#### Problem statement
In the entries, find all lines that hold the word "rescindenda" and copy them.
======== Input records ========
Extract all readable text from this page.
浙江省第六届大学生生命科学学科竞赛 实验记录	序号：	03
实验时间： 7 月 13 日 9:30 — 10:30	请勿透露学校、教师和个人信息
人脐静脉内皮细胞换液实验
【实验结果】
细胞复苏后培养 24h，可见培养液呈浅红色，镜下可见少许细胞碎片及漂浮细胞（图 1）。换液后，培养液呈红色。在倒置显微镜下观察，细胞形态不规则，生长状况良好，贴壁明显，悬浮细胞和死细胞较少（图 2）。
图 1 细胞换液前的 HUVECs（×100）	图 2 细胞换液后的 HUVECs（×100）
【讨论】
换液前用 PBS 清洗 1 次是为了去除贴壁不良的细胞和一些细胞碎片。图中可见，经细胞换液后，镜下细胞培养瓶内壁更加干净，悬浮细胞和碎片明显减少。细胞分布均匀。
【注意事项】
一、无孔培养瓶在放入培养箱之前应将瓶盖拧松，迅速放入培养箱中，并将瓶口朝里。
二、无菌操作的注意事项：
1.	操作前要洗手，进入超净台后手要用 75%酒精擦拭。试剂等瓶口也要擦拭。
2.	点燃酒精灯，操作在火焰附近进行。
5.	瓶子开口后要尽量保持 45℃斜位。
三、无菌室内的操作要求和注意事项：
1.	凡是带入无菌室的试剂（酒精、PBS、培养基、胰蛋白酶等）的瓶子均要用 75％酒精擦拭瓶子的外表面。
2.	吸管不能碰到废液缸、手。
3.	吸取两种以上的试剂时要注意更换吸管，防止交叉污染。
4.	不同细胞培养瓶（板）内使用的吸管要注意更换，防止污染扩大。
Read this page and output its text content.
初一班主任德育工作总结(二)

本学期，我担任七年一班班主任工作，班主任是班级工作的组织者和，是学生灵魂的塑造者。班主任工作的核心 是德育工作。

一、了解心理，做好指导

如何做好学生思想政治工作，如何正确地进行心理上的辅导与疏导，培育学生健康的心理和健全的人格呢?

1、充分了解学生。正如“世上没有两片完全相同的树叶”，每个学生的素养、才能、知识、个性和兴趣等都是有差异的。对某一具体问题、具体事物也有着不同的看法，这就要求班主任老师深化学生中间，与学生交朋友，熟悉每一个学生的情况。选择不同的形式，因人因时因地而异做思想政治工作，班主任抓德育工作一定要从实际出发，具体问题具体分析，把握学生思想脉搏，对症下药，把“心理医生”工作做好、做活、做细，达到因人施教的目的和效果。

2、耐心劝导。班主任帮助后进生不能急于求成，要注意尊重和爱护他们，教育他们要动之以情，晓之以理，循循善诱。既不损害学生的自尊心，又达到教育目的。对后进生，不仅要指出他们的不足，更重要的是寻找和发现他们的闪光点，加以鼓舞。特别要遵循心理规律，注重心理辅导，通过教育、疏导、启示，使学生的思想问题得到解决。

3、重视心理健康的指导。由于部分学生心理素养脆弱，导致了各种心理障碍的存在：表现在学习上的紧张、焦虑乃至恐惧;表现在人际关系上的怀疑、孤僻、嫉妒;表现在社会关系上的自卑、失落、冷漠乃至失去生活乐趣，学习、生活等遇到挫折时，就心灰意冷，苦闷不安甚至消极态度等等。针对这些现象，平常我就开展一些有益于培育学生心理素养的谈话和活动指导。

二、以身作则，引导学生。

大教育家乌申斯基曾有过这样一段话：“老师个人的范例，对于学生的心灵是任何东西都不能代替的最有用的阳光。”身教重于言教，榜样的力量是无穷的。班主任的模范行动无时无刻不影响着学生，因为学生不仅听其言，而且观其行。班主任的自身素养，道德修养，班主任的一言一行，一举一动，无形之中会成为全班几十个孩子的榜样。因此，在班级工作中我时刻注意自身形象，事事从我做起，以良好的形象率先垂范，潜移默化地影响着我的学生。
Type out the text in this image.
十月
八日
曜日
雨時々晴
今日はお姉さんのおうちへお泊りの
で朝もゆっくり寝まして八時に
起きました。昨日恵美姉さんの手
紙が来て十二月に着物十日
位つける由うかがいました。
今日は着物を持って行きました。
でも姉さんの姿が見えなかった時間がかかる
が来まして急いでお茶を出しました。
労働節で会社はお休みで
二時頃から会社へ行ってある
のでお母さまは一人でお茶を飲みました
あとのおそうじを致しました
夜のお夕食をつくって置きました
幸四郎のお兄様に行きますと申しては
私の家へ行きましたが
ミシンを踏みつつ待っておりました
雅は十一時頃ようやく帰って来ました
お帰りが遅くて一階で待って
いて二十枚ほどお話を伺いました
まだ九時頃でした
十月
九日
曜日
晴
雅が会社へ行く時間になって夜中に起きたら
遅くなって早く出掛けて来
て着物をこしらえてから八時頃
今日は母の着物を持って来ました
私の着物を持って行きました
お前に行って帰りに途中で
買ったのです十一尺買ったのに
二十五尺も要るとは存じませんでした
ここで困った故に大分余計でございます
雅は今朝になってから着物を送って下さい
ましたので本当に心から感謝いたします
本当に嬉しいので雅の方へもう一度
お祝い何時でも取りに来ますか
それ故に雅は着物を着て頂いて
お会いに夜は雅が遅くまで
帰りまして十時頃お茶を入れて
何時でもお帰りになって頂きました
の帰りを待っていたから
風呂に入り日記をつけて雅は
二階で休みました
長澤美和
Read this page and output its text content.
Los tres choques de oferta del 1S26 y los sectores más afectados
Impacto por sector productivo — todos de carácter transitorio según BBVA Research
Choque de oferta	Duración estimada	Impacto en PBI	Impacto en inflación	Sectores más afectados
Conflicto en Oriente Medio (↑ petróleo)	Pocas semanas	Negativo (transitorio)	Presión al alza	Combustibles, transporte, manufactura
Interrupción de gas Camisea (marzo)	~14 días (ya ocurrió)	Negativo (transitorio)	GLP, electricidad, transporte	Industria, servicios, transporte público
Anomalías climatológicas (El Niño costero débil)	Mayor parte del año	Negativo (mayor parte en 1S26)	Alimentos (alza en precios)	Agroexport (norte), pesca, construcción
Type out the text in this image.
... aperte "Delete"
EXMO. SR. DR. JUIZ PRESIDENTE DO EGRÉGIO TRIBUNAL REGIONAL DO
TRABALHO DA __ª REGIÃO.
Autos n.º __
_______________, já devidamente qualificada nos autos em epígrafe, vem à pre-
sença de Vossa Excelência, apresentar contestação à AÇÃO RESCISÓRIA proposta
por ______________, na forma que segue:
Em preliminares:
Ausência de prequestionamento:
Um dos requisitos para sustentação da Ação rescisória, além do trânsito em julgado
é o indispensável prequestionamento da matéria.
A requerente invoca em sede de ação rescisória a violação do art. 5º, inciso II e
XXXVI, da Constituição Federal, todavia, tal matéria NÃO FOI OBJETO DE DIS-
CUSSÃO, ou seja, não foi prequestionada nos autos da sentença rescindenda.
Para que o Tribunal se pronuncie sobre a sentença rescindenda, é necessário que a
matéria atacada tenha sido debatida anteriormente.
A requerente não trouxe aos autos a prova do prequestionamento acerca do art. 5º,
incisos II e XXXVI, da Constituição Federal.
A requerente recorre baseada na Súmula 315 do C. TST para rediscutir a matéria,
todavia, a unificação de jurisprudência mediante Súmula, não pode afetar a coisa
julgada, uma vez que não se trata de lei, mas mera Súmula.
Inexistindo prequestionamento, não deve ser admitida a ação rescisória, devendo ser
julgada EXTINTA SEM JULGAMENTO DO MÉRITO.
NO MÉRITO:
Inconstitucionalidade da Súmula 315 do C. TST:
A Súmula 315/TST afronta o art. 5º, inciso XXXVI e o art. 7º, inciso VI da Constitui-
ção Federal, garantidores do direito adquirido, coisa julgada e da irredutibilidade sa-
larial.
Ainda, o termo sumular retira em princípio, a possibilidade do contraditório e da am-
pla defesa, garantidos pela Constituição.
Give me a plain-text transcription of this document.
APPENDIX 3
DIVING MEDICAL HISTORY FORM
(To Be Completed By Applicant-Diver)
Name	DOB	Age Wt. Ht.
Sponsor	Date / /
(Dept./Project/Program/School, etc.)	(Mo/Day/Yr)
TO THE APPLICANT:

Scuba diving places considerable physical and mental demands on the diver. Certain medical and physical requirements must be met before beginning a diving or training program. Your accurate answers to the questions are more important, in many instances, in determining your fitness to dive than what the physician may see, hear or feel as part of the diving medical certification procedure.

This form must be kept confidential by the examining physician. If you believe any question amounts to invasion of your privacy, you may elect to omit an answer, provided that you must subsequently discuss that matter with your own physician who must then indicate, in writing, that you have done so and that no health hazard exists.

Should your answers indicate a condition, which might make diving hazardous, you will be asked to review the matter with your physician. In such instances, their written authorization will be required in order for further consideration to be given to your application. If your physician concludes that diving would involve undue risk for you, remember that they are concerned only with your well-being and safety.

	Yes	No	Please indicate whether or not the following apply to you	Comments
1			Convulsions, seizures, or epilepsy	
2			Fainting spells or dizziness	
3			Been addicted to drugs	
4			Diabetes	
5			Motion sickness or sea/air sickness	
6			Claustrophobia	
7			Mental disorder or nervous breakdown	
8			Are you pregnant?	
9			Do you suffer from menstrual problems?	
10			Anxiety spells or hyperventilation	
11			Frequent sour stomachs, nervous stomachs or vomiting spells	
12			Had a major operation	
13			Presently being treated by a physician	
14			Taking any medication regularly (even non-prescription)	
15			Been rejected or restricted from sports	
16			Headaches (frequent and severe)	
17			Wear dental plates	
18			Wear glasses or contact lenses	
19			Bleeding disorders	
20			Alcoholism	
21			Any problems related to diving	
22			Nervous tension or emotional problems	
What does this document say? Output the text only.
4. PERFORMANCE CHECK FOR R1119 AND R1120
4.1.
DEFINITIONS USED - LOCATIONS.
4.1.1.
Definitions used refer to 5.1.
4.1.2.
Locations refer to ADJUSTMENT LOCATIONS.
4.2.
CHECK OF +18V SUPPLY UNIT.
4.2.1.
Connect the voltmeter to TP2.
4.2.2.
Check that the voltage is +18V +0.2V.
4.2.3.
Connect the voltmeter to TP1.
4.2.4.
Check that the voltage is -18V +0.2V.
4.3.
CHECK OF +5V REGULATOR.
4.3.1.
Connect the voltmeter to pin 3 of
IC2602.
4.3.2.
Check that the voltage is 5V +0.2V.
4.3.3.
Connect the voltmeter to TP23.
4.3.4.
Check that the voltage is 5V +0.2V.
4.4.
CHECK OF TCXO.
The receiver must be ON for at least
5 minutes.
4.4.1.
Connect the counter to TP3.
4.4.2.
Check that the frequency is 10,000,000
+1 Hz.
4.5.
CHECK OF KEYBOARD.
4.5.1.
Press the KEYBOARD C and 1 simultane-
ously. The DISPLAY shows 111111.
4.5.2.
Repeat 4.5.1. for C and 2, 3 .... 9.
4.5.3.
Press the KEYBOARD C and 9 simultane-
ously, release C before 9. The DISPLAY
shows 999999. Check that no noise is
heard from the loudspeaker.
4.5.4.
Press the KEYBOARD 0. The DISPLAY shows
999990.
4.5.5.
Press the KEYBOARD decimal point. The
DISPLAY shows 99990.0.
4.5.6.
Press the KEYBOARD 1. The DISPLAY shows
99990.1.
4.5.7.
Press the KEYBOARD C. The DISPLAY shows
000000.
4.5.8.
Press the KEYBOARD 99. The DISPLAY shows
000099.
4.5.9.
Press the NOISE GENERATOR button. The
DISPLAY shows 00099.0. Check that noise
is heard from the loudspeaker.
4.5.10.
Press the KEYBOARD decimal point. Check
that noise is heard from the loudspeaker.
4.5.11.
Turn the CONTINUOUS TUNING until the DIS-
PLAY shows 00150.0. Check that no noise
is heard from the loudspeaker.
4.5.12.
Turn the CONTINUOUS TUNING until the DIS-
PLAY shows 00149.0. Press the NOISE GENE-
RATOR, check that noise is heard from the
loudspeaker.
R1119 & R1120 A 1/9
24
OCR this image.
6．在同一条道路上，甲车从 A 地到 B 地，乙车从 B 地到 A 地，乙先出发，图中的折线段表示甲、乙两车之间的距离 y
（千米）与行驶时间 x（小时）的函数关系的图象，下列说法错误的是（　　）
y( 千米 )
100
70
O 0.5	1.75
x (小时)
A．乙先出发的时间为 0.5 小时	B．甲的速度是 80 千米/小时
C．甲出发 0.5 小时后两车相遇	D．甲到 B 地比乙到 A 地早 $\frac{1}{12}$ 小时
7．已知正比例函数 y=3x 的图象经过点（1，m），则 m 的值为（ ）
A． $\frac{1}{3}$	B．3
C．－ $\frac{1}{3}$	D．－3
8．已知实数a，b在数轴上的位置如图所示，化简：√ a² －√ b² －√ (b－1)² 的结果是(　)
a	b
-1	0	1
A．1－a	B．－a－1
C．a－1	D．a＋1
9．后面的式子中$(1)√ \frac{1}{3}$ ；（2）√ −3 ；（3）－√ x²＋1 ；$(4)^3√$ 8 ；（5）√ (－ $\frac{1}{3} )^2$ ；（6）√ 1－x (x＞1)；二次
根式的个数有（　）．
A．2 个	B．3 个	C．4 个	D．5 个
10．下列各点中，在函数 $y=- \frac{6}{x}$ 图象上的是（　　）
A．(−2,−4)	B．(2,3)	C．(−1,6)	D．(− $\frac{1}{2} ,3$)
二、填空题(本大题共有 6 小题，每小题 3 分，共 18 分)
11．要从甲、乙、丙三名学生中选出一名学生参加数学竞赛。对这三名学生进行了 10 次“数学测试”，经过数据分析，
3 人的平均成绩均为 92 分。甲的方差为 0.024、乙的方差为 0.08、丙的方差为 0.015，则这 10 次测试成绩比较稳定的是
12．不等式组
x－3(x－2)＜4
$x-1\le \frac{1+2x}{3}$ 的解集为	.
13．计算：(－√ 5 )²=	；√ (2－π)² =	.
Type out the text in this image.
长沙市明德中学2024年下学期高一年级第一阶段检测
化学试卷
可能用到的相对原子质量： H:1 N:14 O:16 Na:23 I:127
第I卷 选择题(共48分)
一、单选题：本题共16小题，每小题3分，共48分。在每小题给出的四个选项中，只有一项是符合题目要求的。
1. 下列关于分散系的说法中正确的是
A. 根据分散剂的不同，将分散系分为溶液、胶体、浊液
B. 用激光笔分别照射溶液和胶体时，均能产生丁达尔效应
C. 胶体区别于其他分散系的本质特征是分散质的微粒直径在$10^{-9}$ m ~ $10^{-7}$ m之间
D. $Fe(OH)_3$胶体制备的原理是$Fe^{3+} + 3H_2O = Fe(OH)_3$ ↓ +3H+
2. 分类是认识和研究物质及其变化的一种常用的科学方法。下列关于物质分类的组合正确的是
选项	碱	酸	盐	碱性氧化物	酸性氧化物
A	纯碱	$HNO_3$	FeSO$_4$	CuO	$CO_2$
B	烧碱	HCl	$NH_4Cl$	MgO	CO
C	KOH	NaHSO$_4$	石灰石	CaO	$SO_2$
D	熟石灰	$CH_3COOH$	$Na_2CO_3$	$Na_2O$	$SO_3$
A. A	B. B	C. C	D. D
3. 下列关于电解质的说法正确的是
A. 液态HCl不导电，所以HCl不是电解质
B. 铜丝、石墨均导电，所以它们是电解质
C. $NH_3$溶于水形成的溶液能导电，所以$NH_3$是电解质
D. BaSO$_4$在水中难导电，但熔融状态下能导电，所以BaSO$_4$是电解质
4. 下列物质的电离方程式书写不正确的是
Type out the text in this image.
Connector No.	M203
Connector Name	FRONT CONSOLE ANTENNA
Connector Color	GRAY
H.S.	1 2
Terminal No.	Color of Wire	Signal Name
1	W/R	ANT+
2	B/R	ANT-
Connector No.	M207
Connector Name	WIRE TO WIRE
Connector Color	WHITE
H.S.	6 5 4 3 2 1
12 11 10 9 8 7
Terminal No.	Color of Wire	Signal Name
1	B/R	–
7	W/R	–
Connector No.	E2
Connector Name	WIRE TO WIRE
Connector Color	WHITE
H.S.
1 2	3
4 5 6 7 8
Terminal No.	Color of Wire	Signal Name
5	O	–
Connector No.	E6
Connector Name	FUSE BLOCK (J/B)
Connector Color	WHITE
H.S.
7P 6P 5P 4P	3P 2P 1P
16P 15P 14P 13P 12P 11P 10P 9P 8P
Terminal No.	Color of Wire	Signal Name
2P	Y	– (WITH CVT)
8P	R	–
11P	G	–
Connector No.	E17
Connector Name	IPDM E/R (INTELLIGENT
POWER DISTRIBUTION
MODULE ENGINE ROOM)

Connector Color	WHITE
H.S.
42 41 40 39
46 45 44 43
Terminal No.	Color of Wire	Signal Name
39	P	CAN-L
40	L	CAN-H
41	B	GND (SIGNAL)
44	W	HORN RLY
========
#### Written answer
CUSSÃO, ou seja, não foi prequestionada nos autos da sentença rescindenda.
Para que o Tribunal se pronuncie sobre a sentença rescindenda, é necessário que a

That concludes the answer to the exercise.